* Begin DATASET *

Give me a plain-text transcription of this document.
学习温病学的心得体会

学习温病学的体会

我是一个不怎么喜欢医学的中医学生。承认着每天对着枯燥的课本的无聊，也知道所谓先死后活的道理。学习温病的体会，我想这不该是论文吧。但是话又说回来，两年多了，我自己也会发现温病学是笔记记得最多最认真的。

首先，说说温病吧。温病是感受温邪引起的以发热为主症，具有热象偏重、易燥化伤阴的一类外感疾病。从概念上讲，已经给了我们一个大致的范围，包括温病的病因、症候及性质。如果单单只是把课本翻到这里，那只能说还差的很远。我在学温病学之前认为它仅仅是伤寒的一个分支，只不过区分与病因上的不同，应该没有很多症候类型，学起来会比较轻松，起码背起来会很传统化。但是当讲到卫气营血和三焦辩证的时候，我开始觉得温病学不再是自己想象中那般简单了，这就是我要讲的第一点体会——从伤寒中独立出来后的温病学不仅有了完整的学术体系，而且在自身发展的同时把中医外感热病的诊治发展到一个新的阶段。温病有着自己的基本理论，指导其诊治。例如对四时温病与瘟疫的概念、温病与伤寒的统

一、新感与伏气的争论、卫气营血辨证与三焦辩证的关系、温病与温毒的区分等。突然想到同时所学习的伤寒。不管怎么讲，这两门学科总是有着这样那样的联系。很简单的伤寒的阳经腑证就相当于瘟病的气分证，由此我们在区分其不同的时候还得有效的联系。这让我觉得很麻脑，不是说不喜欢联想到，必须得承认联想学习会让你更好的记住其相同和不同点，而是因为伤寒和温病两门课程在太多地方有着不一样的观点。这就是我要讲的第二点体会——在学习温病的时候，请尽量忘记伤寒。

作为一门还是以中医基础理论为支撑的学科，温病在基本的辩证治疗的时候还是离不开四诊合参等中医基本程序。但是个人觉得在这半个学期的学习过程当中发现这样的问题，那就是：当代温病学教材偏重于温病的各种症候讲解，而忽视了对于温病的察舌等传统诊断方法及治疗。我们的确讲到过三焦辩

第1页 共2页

* End DATASET *

▶ _EXERCISE INSTRUCTIONS_
Set down every record above exactly as given.

▶ _ANSWER FOR THE TASK_
Give me a plain-text transcription of this document.
学习温病学的心得体会

学习温病学的体会

我是一个不怎么喜欢医学的中医学生。承认着每天对着枯燥的课本的无聊，也知道所谓先死后活的道理。学习温病的体会，我想这不该是论文吧。但是话又说回来，两年多了，我自己也会发现温病学是笔记记得最多最认真的。

首先，说说温病吧。温病是感受温邪引起的以发热为主症，具有热象偏重、易燥化伤阴的一类外感疾病。从概念上讲，已经给了我们一个大致的范围，包括温病的病因、症候及性质。如果单单只是把课本翻到这里，那只能说还差的很远。我在学温病学之前认为它仅仅是伤寒的一个分支，只不过区分与病因上的不同，应该没有很多症候类型，学起来会比较轻松，起码背起来会很传统化。但是当讲到卫气营血和三焦辩证的时候，我开始觉得温病学不再是自己想象中那般简单了，这就是我要讲的第一点体会——从伤寒中独立出来后的温病学不仅有了完整的学术体系，而且在自身发展的同时把中医外感热病的诊治发展到一个新的阶段。温病有着自己的基本理论，指导其诊治。例如对四时温病与瘟疫的概念、温病与伤寒的统

一、新感与伏气的争论、卫气营血辨证与三焦辩证的关系、温病与温毒的区分等。突然想到同时所学习的伤寒。不管怎么讲，这两门学科总是有着这样那样的联系。很简单的伤寒的阳经腑证就相当于瘟病的气分证，由此我们在区分其不同的时候还得有效的联系。这让我觉得很麻脑，不是说不喜欢联想到，必须得承认联想学习会让你更好的记住其相同和不同点，而是因为伤寒和温病两门课程在太多地方有着不一样的观点。这就是我要讲的第二点体会——在学习温病的时候，请尽量忘记伤寒。

作为一门还是以中医基础理论为支撑的学科，温病在基本的辩证治疗的时候还是离不开四诊合参等中医基本程序。但是个人觉得在这半个学期的学习过程当中发现这样的问题，那就是：当代温病学教材偏重于温病的各种症候讲解，而忽视了对于温病的察舌等传统诊断方法及治疗。我们的确讲到过三焦辩

第1页 共2页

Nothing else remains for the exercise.